Extracted data entries
********************

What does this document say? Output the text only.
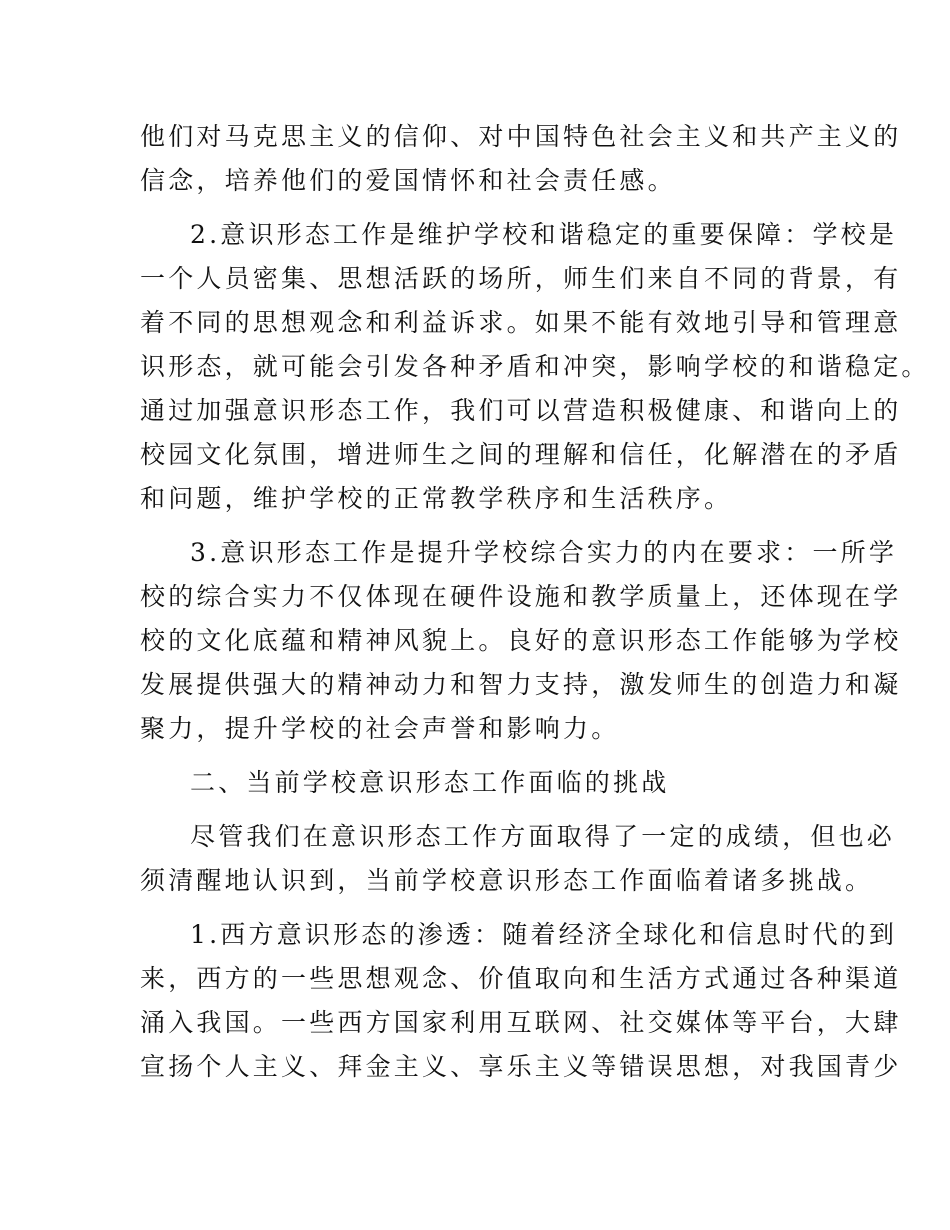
他们对马克思主义的信仰、对中国特色社会主义和共产主义的
信念，培养他们的爱国情怀和社会责任感。
2.意识形态工作是维护学校和谐稳定的重要保障：学校是
一个人员密集、思想活跃的场所，师生们来自不同的背景，有
着不同的思想观念和利益诉求。如果不能有效地引导和管理意
识形态，就可能会引发各种矛盾和冲突，影响学校的和谐稳定。
通过加强意识形态工作，我们可以营造积极健康、和谐向上的
校园文化氛围，增进师生之间的理解和信任，化解潜在的矛盾
和问题，维护学校的正常教学秩序和生活秩序。
3.意识形态工作是提升学校综合实力的内在要求：一所学
校的综合实力不仅体现在硬件设施和教学质量上，还体现在学
校的文化底蕴和精神风貌上。良好的意识形态工作能够为学校
发展提供强大的精神动力和智力支持，激发师生的创造力和凝
聚力，提升学校的社会声誉和影响力。
二、当前学校意识形态工作面临的挑战
尽管我们在意识形态工作方面取得了一定的成绩，但也必
须清醒地认识到，当前学校意识形态工作面临着诸多挑战。
1.西方意识形态的渗透：随着经济全球化和信息时代的到
来，西方的一些思想观念、价值取向和生活方式通过各种渠道
涌入我国。一些西方国家利用互联网、社交媒体等平台，大肆
宣扬个人主义、拜金主义、享乐主义等错误思想，对我国青少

********************

AIM OF THE EXERCISE
Print all the records again exactly; do not include any picture.

EXERCISE RESULT
What does this document say? Output the text only.
他们对马克思主义的信仰、对中国特色社会主义和共产主义的
信念，培养他们的爱国情怀和社会责任感。
2.意识形态工作是维护学校和谐稳定的重要保障：学校是
一个人员密集、思想活跃的场所，师生们来自不同的背景，有
着不同的思想观念和利益诉求。如果不能有效地引导和管理意
识形态，就可能会引发各种矛盾和冲突，影响学校的和谐稳定。
通过加强意识形态工作，我们可以营造积极健康、和谐向上的
校园文化氛围，增进师生之间的理解和信任，化解潜在的矛盾
和问题，维护学校的正常教学秩序和生活秩序。
3.意识形态工作是提升学校综合实力的内在要求：一所学
校的综合实力不仅体现在硬件设施和教学质量上，还体现在学
校的文化底蕴和精神风貌上。良好的意识形态工作能够为学校
发展提供强大的精神动力和智力支持，激发师生的创造力和凝
聚力，提升学校的社会声誉和影响力。
二、当前学校意识形态工作面临的挑战
尽管我们在意识形态工作方面取得了一定的成绩，但也必
须清醒地认识到，当前学校意识形态工作面临着诸多挑战。
1.西方意识形态的渗透：随着经济全球化和信息时代的到
来，西方的一些思想观念、价值取向和生活方式通过各种渠道
涌入我国。一些西方国家利用互联网、社交媒体等平台，大肆
宣扬个人主义、拜金主义、享乐主义等错误思想，对我国青少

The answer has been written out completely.